(Written instruction):
The data below must be copied in full and without any change.
** Begin Given information **
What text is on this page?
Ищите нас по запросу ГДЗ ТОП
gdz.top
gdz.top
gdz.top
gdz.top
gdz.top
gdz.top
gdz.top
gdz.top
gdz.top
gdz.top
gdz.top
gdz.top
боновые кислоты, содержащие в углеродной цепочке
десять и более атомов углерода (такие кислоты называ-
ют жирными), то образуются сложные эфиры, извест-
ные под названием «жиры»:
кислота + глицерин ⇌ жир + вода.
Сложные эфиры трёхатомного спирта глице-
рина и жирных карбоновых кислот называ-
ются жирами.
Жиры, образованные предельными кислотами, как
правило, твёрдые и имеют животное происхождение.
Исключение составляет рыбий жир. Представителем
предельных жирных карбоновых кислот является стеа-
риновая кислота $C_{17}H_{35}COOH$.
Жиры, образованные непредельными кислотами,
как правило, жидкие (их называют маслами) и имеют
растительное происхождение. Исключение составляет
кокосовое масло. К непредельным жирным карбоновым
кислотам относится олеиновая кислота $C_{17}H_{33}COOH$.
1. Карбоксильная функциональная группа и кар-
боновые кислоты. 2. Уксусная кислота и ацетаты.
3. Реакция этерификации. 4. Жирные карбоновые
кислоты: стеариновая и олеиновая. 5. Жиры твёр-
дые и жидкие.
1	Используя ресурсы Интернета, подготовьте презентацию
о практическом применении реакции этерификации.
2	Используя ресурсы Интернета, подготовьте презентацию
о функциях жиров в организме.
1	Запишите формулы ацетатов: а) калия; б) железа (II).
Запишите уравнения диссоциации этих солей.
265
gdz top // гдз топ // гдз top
** End Given information **
(Answer to this problem):
What text is on this page?
Ищите нас по запросу ГДЗ ТОП
gdz.top
gdz.top
gdz.top
gdz.top
gdz.top
gdz.top
gdz.top
gdz.top
gdz.top
gdz.top
gdz.top
gdz.top
боновые кислоты, содержащие в углеродной цепочке
десять и более атомов углерода (такие кислоты называ-
ют жирными), то образуются сложные эфиры, извест-
ные под названием «жиры»:
кислота + глицерин ⇌ жир + вода.
Сложные эфиры трёхатомного спирта глице-
рина и жирных карбоновых кислот называ-
ются жирами.
Жиры, образованные предельными кислотами, как
правило, твёрдые и имеют животное происхождение.
Исключение составляет рыбий жир. Представителем
предельных жирных карбоновых кислот является стеа-
риновая кислота $C_{17}H_{35}COOH$.
Жиры, образованные непредельными кислотами,
как правило, жидкие (их называют маслами) и имеют
растительное происхождение. Исключение составляет
кокосовое масло. К непредельным жирным карбоновым
кислотам относится олеиновая кислота $C_{17}H_{33}COOH$.
1. Карбоксильная функциональная группа и кар-
боновые кислоты. 2. Уксусная кислота и ацетаты.
3. Реакция этерификации. 4. Жирные карбоновые
кислоты: стеариновая и олеиновая. 5. Жиры твёр-
дые и жидкие.
1	Используя ресурсы Интернета, подготовьте презентацию
о практическом применении реакции этерификации.
2	Используя ресурсы Интернета, подготовьте презентацию
о функциях жиров в организме.
1	Запишите формулы ацетатов: а) калия; б) железа (II).
Запишите уравнения диссоциации этих солей.
265
gdz top // гдз топ // гдз top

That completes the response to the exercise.